WHAT TO PRODUCE: State how many lines contain the string "Objective", and write nothing else.

### DATA FOR PROCESSING

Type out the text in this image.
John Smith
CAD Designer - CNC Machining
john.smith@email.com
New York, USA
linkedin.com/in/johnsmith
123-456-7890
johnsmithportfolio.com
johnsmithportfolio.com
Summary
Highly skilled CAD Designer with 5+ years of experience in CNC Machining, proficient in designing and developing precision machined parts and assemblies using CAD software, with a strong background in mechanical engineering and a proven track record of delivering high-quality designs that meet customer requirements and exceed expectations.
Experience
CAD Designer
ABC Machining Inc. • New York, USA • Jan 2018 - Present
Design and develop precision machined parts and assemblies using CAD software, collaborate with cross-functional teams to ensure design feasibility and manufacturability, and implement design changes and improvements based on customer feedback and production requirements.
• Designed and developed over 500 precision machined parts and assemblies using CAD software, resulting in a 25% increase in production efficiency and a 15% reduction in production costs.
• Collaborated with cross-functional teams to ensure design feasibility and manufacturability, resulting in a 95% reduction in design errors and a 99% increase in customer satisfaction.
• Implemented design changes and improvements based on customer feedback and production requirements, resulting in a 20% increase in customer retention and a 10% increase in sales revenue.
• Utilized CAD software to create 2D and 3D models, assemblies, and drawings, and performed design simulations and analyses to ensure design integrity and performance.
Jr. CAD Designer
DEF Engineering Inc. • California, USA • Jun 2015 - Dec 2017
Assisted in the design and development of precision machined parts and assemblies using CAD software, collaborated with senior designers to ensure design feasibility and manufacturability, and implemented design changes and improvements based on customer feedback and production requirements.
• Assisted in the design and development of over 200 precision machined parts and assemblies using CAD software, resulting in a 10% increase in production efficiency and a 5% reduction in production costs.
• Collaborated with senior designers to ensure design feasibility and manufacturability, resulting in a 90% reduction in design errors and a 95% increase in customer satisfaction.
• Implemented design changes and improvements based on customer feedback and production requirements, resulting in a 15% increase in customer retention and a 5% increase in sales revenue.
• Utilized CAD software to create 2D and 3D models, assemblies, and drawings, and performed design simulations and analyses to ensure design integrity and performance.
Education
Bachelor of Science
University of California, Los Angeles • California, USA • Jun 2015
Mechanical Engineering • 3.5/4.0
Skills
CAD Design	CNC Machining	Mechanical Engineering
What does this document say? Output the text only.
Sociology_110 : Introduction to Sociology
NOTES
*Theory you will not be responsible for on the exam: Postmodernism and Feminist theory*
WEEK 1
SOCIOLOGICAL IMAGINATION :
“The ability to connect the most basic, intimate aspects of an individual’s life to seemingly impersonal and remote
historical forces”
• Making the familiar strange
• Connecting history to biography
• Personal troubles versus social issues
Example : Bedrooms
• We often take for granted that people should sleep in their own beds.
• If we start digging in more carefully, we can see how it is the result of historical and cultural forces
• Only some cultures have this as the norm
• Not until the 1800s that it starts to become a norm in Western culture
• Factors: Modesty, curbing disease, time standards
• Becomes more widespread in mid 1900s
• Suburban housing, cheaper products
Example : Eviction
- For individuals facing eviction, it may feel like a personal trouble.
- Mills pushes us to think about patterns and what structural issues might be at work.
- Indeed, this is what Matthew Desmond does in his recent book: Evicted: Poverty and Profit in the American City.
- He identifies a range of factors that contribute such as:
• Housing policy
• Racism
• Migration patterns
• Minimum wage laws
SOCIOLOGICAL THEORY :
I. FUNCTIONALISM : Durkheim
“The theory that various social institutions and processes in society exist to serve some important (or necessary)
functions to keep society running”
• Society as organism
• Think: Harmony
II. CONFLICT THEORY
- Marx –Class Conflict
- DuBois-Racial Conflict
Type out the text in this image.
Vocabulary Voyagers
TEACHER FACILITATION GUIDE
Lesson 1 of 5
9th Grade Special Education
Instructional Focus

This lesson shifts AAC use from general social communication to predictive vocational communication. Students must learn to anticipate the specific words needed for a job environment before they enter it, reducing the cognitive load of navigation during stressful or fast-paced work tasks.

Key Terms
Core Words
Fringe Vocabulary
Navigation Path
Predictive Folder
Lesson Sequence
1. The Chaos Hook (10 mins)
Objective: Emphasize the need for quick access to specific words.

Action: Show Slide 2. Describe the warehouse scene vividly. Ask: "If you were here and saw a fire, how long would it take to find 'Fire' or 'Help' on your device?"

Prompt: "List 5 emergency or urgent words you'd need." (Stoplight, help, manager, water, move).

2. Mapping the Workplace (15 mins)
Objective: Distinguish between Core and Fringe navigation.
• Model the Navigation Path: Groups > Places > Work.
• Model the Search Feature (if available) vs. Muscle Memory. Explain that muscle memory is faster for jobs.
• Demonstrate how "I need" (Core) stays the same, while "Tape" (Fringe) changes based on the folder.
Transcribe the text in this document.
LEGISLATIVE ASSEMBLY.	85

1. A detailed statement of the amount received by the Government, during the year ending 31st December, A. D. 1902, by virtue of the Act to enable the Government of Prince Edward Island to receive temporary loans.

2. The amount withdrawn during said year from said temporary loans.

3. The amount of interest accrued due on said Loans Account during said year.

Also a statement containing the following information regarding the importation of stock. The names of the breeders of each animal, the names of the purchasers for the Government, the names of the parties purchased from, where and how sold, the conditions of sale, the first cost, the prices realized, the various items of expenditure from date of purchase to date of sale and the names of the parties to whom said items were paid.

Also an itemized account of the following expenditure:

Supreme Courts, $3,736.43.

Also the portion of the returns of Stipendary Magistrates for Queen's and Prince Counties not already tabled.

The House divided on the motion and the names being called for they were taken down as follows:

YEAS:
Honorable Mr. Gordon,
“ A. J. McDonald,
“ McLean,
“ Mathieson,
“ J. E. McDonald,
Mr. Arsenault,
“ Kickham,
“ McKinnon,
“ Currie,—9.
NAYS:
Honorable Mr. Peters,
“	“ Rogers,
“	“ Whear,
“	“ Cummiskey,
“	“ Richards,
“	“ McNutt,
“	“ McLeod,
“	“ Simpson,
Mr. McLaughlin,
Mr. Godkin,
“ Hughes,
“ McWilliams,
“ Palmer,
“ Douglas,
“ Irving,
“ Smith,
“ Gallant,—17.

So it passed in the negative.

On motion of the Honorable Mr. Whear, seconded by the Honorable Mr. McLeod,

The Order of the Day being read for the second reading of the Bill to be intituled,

######

REPLY TO THE TASK: 2